◆ **The problem**: How many of the lines that follow contain the word "grid"? Give only the number.

◆ **Input**:
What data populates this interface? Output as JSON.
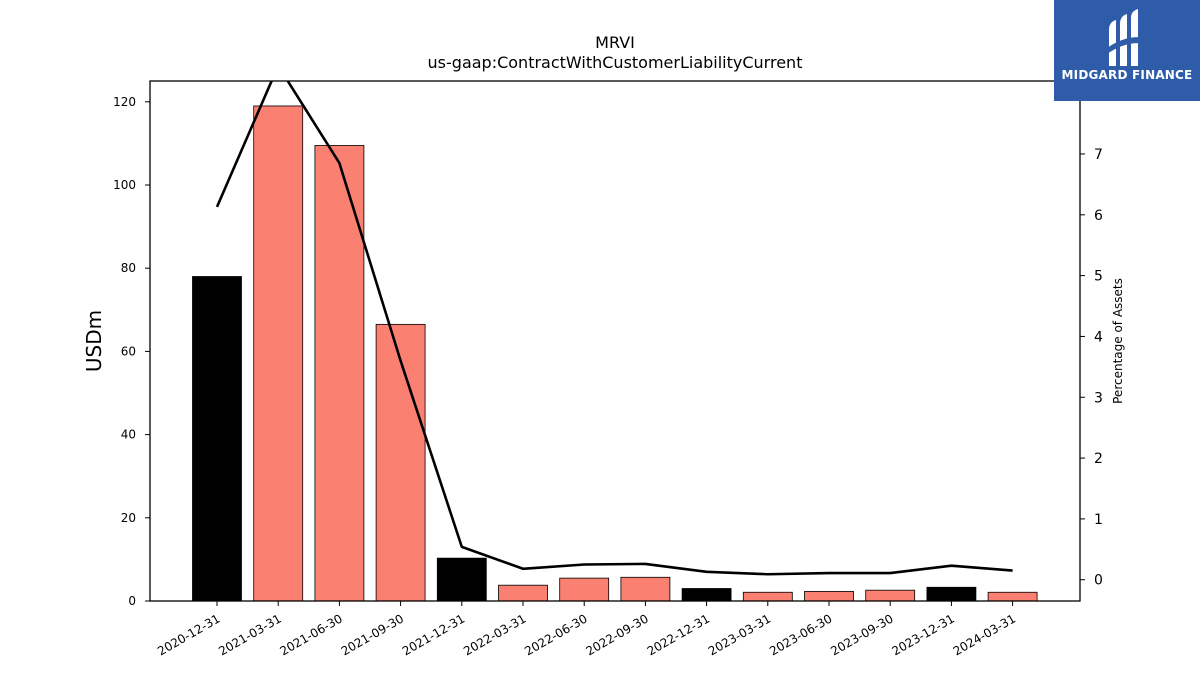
{
  "chart_data": {
    "type": "bar",
    "title": "MRVI",
    "subtitle": "us-gaap:ContractWithCustomerLiabilityCurrent",
    "ylabel": "USDm",
    "y2label": "Percentage of Assets",
    "categories": [
      "2020-12-31",
      "2021-03-31",
      "2021-06-30",
      "2021-09-30",
      "2021-12-31",
      "2022-03-31",
      "2022-06-30",
      "2022-09-30",
      "2022-12-31",
      "2023-03-31",
      "2023-06-30",
      "2023-09-30",
      "2023-12-31",
      "2024-03-31"
    ],
    "values": [
      78.0,
      119.0,
      109.5,
      66.5,
      10.3,
      3.8,
      5.5,
      5.7,
      3.0,
      2.1,
      2.3,
      2.6,
      3.3,
      2.1
    ],
    "bar_colors": [
      "#000000",
      "#fa8072",
      "#fa8072",
      "#fa8072",
      "#000000",
      "#fa8072",
      "#fa8072",
      "#fa8072",
      "#000000",
      "#fa8072",
      "#fa8072",
      "#fa8072",
      "#000000",
      "#fa8072"
    ],
    "line_values": [
      6.13,
      8.45,
      6.85,
      3.6,
      0.54,
      0.18,
      0.25,
      0.26,
      0.13,
      0.09,
      0.11,
      0.11,
      0.23,
      0.15
    ],
    "line_color": "#000000",
    "ylim": [
      0,
      125
    ],
    "yticks": [
      0,
      20,
      40,
      60,
      80,
      100,
      120
    ],
    "y2lim": [
      -0.35,
      8.2
    ],
    "y2ticks": [
      0,
      1,
      2,
      3,
      4,
      5,
      6,
      7
    ],
    "grid": false
  },
  "logo": {
    "text": "MIDGARD FINANCE",
    "color": "#2f5ca8"
  }
}
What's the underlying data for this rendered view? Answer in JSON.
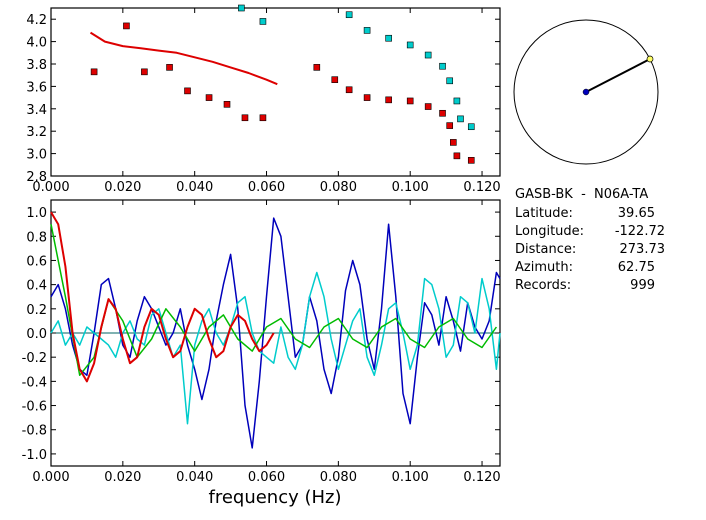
{
  "chart_data": [
    {
      "type": "scatter",
      "title": "",
      "xlabel": "",
      "ylabel": "",
      "xlim": [
        0.0,
        0.125
      ],
      "ylim": [
        2.8,
        4.3
      ],
      "xticks": [
        "0.000",
        "0.020",
        "0.040",
        "0.060",
        "0.080",
        "0.100",
        "0.120"
      ],
      "xtick_values": [
        0.0,
        0.02,
        0.04,
        0.06,
        0.08,
        0.1,
        0.12
      ],
      "yticks": [
        "2.8",
        "3.0",
        "3.2",
        "3.4",
        "3.6",
        "3.8",
        "4.0",
        "4.2"
      ],
      "ytick_values": [
        2.8,
        3.0,
        3.2,
        3.4,
        3.6,
        3.8,
        4.0,
        4.2
      ],
      "series": [
        {
          "name": "red-points",
          "color": "#dd0000",
          "kind": "points",
          "x": [
            0.012,
            0.021,
            0.026,
            0.033,
            0.038,
            0.044,
            0.049,
            0.054,
            0.059,
            0.074,
            0.079,
            0.083,
            0.088,
            0.094,
            0.1,
            0.105,
            0.109,
            0.111,
            0.112,
            0.113,
            0.117
          ],
          "y": [
            3.73,
            4.14,
            3.73,
            3.77,
            3.56,
            3.5,
            3.44,
            3.32,
            3.32,
            3.77,
            3.66,
            3.57,
            3.5,
            3.48,
            3.47,
            3.42,
            3.36,
            3.25,
            3.1,
            2.98,
            2.94
          ]
        },
        {
          "name": "cyan-points",
          "color": "#00cccc",
          "kind": "points",
          "x": [
            0.053,
            0.059,
            0.083,
            0.088,
            0.094,
            0.1,
            0.105,
            0.109,
            0.111,
            0.113,
            0.114,
            0.117
          ],
          "y": [
            4.3,
            4.18,
            4.24,
            4.1,
            4.03,
            3.97,
            3.88,
            3.78,
            3.65,
            3.47,
            3.31,
            3.24
          ]
        },
        {
          "name": "red-curve",
          "color": "#dd0000",
          "kind": "line",
          "x": [
            0.011,
            0.015,
            0.02,
            0.025,
            0.03,
            0.035,
            0.04,
            0.045,
            0.05,
            0.055,
            0.06,
            0.063
          ],
          "y": [
            4.08,
            4.0,
            3.96,
            3.94,
            3.92,
            3.9,
            3.86,
            3.82,
            3.77,
            3.72,
            3.66,
            3.62
          ]
        }
      ]
    },
    {
      "type": "line",
      "title": "",
      "xlabel": "frequency (Hz)",
      "ylabel": "",
      "xlim": [
        0.0,
        0.125
      ],
      "ylim": [
        -1.1,
        1.1
      ],
      "xticks": [
        "0.000",
        "0.020",
        "0.040",
        "0.060",
        "0.080",
        "0.100",
        "0.120"
      ],
      "xtick_values": [
        0.0,
        0.02,
        0.04,
        0.06,
        0.08,
        0.1,
        0.12
      ],
      "yticks": [
        "1.0",
        "0.8",
        "0.6",
        "0.4",
        "0.2",
        "0.0",
        "-0.2",
        "-0.4",
        "-0.6",
        "-0.8",
        "-1.0"
      ],
      "ytick_values": [
        1.0,
        0.8,
        0.6,
        0.4,
        0.2,
        0.0,
        -0.2,
        -0.4,
        -0.6,
        -0.8,
        -1.0
      ],
      "zero_line": true,
      "series": [
        {
          "name": "blue",
          "color": "#0000bb",
          "x": [
            0,
            0.002,
            0.004,
            0.006,
            0.008,
            0.01,
            0.012,
            0.014,
            0.016,
            0.018,
            0.02,
            0.022,
            0.024,
            0.026,
            0.028,
            0.03,
            0.032,
            0.034,
            0.036,
            0.038,
            0.04,
            0.042,
            0.044,
            0.046,
            0.048,
            0.05,
            0.052,
            0.054,
            0.056,
            0.058,
            0.06,
            0.062,
            0.064,
            0.066,
            0.068,
            0.07,
            0.072,
            0.074,
            0.076,
            0.078,
            0.08,
            0.082,
            0.084,
            0.086,
            0.088,
            0.09,
            0.092,
            0.094,
            0.096,
            0.098,
            0.1,
            0.102,
            0.104,
            0.106,
            0.108,
            0.11,
            0.112,
            0.114,
            0.116,
            0.118,
            0.12,
            0.122,
            0.124,
            0.125
          ],
          "y": [
            0.3,
            0.4,
            0.2,
            -0.1,
            -0.3,
            -0.35,
            0.0,
            0.4,
            0.45,
            0.2,
            -0.1,
            -0.2,
            0.1,
            0.3,
            0.2,
            0.05,
            -0.1,
            0.0,
            0.2,
            -0.1,
            -0.3,
            -0.55,
            -0.3,
            0.1,
            0.4,
            0.65,
            0.2,
            -0.6,
            -0.95,
            -0.4,
            0.3,
            0.95,
            0.8,
            0.3,
            -0.2,
            -0.1,
            0.3,
            0.1,
            -0.3,
            -0.5,
            -0.2,
            0.35,
            0.6,
            0.4,
            -0.05,
            -0.3,
            0.2,
            0.9,
            0.3,
            -0.5,
            -0.75,
            -0.2,
            0.25,
            0.15,
            -0.1,
            0.3,
            0.1,
            -0.15,
            0.25,
            0.05,
            -0.05,
            0.1,
            0.5,
            0.45
          ]
        },
        {
          "name": "cyan",
          "color": "#00cccc",
          "x": [
            0,
            0.002,
            0.004,
            0.006,
            0.008,
            0.01,
            0.012,
            0.014,
            0.016,
            0.018,
            0.02,
            0.022,
            0.024,
            0.026,
            0.028,
            0.03,
            0.032,
            0.034,
            0.036,
            0.038,
            0.04,
            0.042,
            0.044,
            0.046,
            0.048,
            0.05,
            0.052,
            0.054,
            0.056,
            0.058,
            0.06,
            0.062,
            0.064,
            0.066,
            0.068,
            0.07,
            0.072,
            0.074,
            0.076,
            0.078,
            0.08,
            0.082,
            0.084,
            0.086,
            0.088,
            0.09,
            0.092,
            0.094,
            0.096,
            0.098,
            0.1,
            0.102,
            0.104,
            0.106,
            0.108,
            0.11,
            0.112,
            0.114,
            0.116,
            0.118,
            0.12,
            0.122,
            0.124,
            0.125
          ],
          "y": [
            0.0,
            0.1,
            -0.1,
            0.0,
            -0.1,
            0.05,
            0.0,
            -0.05,
            -0.1,
            -0.2,
            0.0,
            0.1,
            -0.05,
            -0.1,
            0.15,
            0.2,
            0.0,
            -0.2,
            -0.1,
            -0.75,
            -0.1,
            0.1,
            0.2,
            0.0,
            -0.1,
            0.05,
            0.25,
            0.3,
            0.0,
            -0.15,
            -0.2,
            -0.25,
            0.05,
            -0.2,
            -0.3,
            -0.1,
            0.3,
            0.5,
            0.3,
            -0.05,
            -0.3,
            -0.1,
            0.1,
            0.2,
            -0.2,
            -0.35,
            -0.1,
            0.2,
            0.25,
            0.0,
            -0.3,
            -0.1,
            0.45,
            0.4,
            0.2,
            -0.2,
            -0.1,
            0.3,
            0.25,
            0.0,
            0.45,
            0.2,
            -0.3,
            0.0
          ]
        },
        {
          "name": "green",
          "color": "#00bb00",
          "x": [
            0,
            0.004,
            0.008,
            0.012,
            0.016,
            0.02,
            0.024,
            0.028,
            0.032,
            0.036,
            0.04,
            0.044,
            0.048,
            0.052,
            0.056,
            0.06,
            0.064,
            0.068,
            0.072,
            0.076,
            0.08,
            0.084,
            0.088,
            0.092,
            0.096,
            0.1,
            0.104,
            0.108,
            0.112,
            0.116,
            0.12,
            0.124
          ],
          "y": [
            0.9,
            0.3,
            -0.35,
            -0.2,
            0.28,
            0.1,
            -0.2,
            -0.05,
            0.2,
            0.05,
            -0.15,
            0.05,
            0.15,
            -0.05,
            -0.15,
            0.05,
            0.12,
            -0.05,
            -0.12,
            0.05,
            0.12,
            -0.05,
            -0.12,
            0.05,
            0.12,
            -0.05,
            -0.12,
            0.05,
            0.12,
            -0.05,
            -0.12,
            0.05
          ]
        },
        {
          "name": "red",
          "color": "#dd0000",
          "x": [
            0,
            0.002,
            0.004,
            0.006,
            0.008,
            0.01,
            0.012,
            0.014,
            0.016,
            0.018,
            0.02,
            0.022,
            0.024,
            0.026,
            0.028,
            0.03,
            0.032,
            0.034,
            0.036,
            0.038,
            0.04,
            0.042,
            0.044,
            0.046,
            0.048,
            0.05,
            0.052,
            0.054,
            0.056,
            0.058,
            0.06,
            0.062
          ],
          "y": [
            1.0,
            0.9,
            0.55,
            0.0,
            -0.3,
            -0.4,
            -0.25,
            0.05,
            0.28,
            0.2,
            -0.05,
            -0.25,
            -0.2,
            0.05,
            0.2,
            0.15,
            -0.05,
            -0.2,
            -0.15,
            0.05,
            0.2,
            0.15,
            -0.05,
            -0.2,
            -0.15,
            0.05,
            0.15,
            0.1,
            -0.05,
            -0.15,
            -0.1,
            0.0
          ]
        }
      ]
    }
  ],
  "compass": {
    "azimuth_deg": 62.75,
    "circle_color": "#000000",
    "center_dot_color": "#0000bb",
    "end_dot_color": "#ffff66"
  },
  "info": {
    "station_line": "GASB-BK  -  N06A-TA",
    "rows": [
      {
        "label": "Latitude:",
        "value": "39.65"
      },
      {
        "label": "Longitude:",
        "value": "-122.72"
      },
      {
        "label": "Distance:",
        "value": "273.73"
      },
      {
        "label": "Azimuth:",
        "value": "62.75"
      },
      {
        "label": "Records:",
        "value": "999"
      }
    ]
  }
}
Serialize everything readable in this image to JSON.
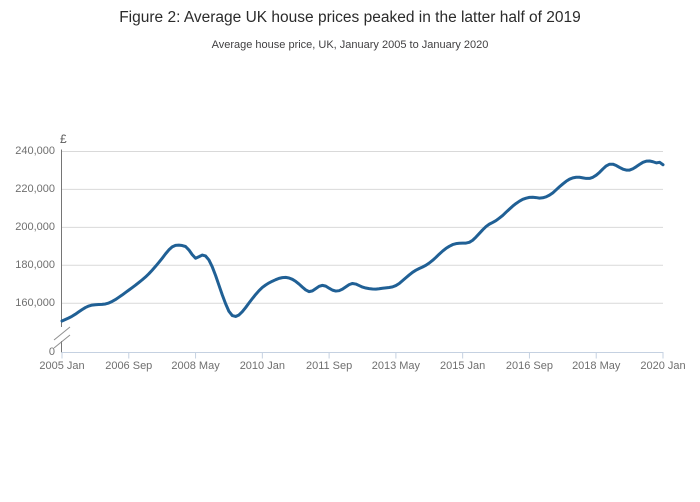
{
  "figure": {
    "title": "Figure 2: Average UK house prices peaked in the latter half of 2019",
    "subtitle": "Average house price, UK, January 2005 to January 2020"
  },
  "chart_data": {
    "type": "line",
    "title": "Figure 2: Average UK house prices peaked in the latter half of 2019",
    "subtitle": "Average house price, UK, January 2005 to January 2020",
    "unit_label": "£",
    "x": {
      "start": "2005 Jan",
      "end": "2020 Jan",
      "frequency": "monthly",
      "tick_labels": [
        "2005 Jan",
        "2006 Sep",
        "2008 May",
        "2010 Jan",
        "2011 Sep",
        "2013 May",
        "2015 Jan",
        "2016 Sep",
        "2018 May",
        "2020 Jan"
      ],
      "tick_month_indices": [
        0,
        20,
        40,
        60,
        80,
        100,
        120,
        140,
        160,
        180
      ]
    },
    "y": {
      "tick_values": [
        240000,
        220000,
        200000,
        180000,
        160000
      ],
      "tick_labels": [
        "240,000",
        "220,000",
        "200,000",
        "180,000",
        "160,000"
      ],
      "zero_label": "0",
      "axis_break": true,
      "visible_range": [
        160000,
        240000
      ]
    },
    "grid": "horizontal-only",
    "legend": "none",
    "series": [
      {
        "name": "Average house price (£)",
        "values": [
          150600,
          151400,
          152200,
          153100,
          154200,
          155400,
          156600,
          157700,
          158500,
          159000,
          159200,
          159300,
          159400,
          159600,
          160100,
          160900,
          161900,
          163100,
          164300,
          165600,
          166900,
          168200,
          169500,
          170900,
          172300,
          173800,
          175500,
          177400,
          179400,
          181500,
          183700,
          186000,
          188100,
          189700,
          190500,
          190600,
          190400,
          189900,
          188100,
          185600,
          183700,
          184500,
          185400,
          184900,
          182800,
          179200,
          174600,
          169500,
          164400,
          159700,
          155700,
          153500,
          153000,
          153800,
          155500,
          157700,
          160100,
          162400,
          164600,
          166600,
          168300,
          169600,
          170700,
          171600,
          172400,
          173100,
          173500,
          173600,
          173300,
          172600,
          171500,
          170100,
          168500,
          167000,
          166100,
          166500,
          167700,
          168900,
          169400,
          169000,
          167900,
          166900,
          166400,
          166600,
          167400,
          168600,
          169800,
          170400,
          170100,
          169300,
          168500,
          168000,
          167700,
          167500,
          167400,
          167600,
          167900,
          168100,
          168300,
          168600,
          169300,
          170400,
          171900,
          173400,
          174900,
          176300,
          177400,
          178300,
          179100,
          180000,
          181200,
          182600,
          184200,
          185900,
          187500,
          188900,
          190000,
          190900,
          191400,
          191600,
          191700,
          191700,
          192100,
          193200,
          194900,
          196800,
          198700,
          200400,
          201700,
          202600,
          203600,
          204900,
          206300,
          208000,
          209600,
          211200,
          212600,
          213800,
          214800,
          215400,
          215800,
          215900,
          215700,
          215400,
          215600,
          216100,
          217000,
          218200,
          219800,
          221400,
          222900,
          224300,
          225400,
          226100,
          226400,
          226400,
          226100,
          225800,
          225800,
          226400,
          227500,
          229000,
          230800,
          232400,
          233300,
          233300,
          232600,
          231600,
          230700,
          230200,
          230200,
          230900,
          232000,
          233200,
          234300,
          234900,
          235000,
          234600,
          234000,
          234300,
          233000
        ]
      }
    ],
    "colors": {
      "line": "#206095",
      "grid": "#d9d9d9",
      "y_axis": "#757575",
      "x_axis": "#c5d1e1",
      "break_mark": "#8f8f8f",
      "title_text": "#2b2b2b",
      "subtitle_text": "#414042",
      "tick_text": "#6f6f6f"
    }
  }
}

◆ **The result**: 3